Count how many lines in the material below hold the word "good"; the reply is that number alone.

[Start]

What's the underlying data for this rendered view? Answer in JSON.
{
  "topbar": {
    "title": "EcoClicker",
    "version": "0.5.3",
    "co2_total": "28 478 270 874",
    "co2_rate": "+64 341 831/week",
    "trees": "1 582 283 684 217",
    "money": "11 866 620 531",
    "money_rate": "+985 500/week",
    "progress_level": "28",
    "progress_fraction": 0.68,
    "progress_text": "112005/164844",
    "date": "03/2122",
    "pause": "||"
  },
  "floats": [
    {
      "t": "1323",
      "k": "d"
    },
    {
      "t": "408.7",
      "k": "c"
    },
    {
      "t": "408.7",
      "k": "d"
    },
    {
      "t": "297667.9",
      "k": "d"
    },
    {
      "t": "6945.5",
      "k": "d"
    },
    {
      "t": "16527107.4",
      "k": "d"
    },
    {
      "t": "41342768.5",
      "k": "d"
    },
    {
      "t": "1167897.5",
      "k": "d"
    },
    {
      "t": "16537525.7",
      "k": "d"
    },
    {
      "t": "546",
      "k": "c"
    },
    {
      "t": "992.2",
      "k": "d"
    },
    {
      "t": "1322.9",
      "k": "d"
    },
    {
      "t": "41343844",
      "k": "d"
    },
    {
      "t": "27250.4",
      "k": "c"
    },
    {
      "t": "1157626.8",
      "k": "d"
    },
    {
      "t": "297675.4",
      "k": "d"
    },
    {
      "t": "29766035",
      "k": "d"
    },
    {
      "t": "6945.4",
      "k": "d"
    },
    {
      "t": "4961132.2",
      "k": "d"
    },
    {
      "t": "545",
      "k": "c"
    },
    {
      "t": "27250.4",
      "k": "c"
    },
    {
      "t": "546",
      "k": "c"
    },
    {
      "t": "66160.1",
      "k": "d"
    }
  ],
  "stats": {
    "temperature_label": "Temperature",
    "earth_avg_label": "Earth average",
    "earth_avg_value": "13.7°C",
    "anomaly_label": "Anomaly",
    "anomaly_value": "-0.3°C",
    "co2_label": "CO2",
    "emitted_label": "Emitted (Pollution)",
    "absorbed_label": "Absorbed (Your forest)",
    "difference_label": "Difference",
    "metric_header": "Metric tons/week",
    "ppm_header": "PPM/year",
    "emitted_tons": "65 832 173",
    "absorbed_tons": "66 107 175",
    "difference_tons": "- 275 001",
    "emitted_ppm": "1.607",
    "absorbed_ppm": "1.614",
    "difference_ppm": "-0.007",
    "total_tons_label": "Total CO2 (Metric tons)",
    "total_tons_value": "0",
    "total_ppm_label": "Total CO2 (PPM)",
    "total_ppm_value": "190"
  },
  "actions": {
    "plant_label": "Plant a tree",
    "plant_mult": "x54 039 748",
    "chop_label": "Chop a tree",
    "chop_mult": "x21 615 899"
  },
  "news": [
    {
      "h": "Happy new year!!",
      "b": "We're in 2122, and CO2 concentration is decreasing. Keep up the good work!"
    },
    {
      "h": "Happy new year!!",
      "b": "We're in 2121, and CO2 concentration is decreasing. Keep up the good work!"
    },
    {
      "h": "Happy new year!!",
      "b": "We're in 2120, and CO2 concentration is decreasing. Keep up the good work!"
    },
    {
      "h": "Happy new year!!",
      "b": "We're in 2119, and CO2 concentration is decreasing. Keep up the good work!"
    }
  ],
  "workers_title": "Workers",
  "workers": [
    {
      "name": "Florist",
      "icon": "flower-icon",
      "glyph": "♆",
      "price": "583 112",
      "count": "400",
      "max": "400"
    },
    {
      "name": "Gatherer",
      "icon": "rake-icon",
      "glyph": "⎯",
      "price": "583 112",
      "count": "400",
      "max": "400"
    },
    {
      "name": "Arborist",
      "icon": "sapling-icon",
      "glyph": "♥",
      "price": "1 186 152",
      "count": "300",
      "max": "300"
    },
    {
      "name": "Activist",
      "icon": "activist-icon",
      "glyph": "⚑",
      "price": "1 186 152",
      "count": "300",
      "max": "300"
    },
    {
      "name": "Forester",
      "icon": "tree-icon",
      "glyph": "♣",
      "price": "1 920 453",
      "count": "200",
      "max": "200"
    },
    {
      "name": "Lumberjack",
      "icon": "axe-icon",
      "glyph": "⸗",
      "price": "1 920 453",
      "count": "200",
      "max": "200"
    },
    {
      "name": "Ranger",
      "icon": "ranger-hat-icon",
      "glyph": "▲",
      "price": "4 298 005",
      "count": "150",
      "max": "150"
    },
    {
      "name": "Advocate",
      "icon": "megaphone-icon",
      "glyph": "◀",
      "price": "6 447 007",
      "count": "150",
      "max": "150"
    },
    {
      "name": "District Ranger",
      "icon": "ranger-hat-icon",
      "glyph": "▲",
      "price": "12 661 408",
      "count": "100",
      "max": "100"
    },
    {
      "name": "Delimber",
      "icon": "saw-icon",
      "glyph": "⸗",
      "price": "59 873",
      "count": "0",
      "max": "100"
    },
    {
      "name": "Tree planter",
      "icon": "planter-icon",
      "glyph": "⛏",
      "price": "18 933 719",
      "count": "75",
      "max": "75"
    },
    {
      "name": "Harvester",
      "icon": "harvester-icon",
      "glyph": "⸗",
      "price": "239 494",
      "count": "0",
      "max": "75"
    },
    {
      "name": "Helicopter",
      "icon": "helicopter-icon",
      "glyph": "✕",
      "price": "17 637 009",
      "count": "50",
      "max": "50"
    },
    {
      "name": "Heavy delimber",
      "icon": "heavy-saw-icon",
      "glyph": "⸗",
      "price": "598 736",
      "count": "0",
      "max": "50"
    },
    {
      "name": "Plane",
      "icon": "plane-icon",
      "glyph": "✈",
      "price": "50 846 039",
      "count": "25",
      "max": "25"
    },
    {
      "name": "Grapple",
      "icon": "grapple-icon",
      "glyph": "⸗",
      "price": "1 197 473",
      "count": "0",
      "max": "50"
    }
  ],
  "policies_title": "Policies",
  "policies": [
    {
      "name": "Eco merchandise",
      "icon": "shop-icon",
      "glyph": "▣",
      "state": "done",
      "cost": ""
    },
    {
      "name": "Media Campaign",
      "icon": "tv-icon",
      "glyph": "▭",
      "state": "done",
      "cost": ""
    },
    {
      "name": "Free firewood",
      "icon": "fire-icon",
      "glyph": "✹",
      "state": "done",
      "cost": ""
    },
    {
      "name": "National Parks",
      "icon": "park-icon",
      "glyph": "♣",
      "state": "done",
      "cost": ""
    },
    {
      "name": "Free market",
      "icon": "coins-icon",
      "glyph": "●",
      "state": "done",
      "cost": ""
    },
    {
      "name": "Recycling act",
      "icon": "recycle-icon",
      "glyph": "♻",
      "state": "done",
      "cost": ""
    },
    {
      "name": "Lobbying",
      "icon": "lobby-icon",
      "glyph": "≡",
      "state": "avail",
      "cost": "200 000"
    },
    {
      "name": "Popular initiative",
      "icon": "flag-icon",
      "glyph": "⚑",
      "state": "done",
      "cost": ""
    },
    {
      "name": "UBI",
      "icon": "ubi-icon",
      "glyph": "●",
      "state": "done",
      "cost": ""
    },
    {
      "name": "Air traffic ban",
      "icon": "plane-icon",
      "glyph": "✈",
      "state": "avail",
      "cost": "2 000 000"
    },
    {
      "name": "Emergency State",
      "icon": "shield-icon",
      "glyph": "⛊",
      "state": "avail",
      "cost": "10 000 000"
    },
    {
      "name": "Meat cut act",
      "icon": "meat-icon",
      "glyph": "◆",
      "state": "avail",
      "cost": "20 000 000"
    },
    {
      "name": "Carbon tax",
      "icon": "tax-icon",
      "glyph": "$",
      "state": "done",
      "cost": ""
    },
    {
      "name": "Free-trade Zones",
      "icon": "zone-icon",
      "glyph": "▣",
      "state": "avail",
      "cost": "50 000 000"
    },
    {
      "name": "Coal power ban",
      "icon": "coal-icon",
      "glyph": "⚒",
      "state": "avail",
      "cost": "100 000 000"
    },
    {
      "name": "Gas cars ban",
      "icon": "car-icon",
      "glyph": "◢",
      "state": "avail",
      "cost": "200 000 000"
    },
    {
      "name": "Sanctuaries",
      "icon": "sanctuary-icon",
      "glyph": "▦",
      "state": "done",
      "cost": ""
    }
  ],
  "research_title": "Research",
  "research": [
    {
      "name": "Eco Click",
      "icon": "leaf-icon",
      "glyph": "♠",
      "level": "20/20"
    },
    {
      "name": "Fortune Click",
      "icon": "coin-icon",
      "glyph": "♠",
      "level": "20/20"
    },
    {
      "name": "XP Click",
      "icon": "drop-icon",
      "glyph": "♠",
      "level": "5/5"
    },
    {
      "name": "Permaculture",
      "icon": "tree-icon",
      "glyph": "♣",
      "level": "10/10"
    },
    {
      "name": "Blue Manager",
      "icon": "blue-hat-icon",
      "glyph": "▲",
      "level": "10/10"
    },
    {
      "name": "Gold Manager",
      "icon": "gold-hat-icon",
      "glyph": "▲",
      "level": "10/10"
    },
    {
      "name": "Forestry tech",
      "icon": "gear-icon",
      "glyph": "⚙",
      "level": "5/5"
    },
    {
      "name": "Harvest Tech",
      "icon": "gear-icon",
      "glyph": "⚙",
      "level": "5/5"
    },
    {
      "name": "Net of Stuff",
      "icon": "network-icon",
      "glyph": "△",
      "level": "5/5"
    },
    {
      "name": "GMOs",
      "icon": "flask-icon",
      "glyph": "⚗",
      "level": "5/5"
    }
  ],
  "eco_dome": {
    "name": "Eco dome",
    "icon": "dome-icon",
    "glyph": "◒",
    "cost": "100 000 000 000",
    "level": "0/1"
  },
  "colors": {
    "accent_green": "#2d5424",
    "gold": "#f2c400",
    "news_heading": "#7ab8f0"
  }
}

[End]

* Task answer *
4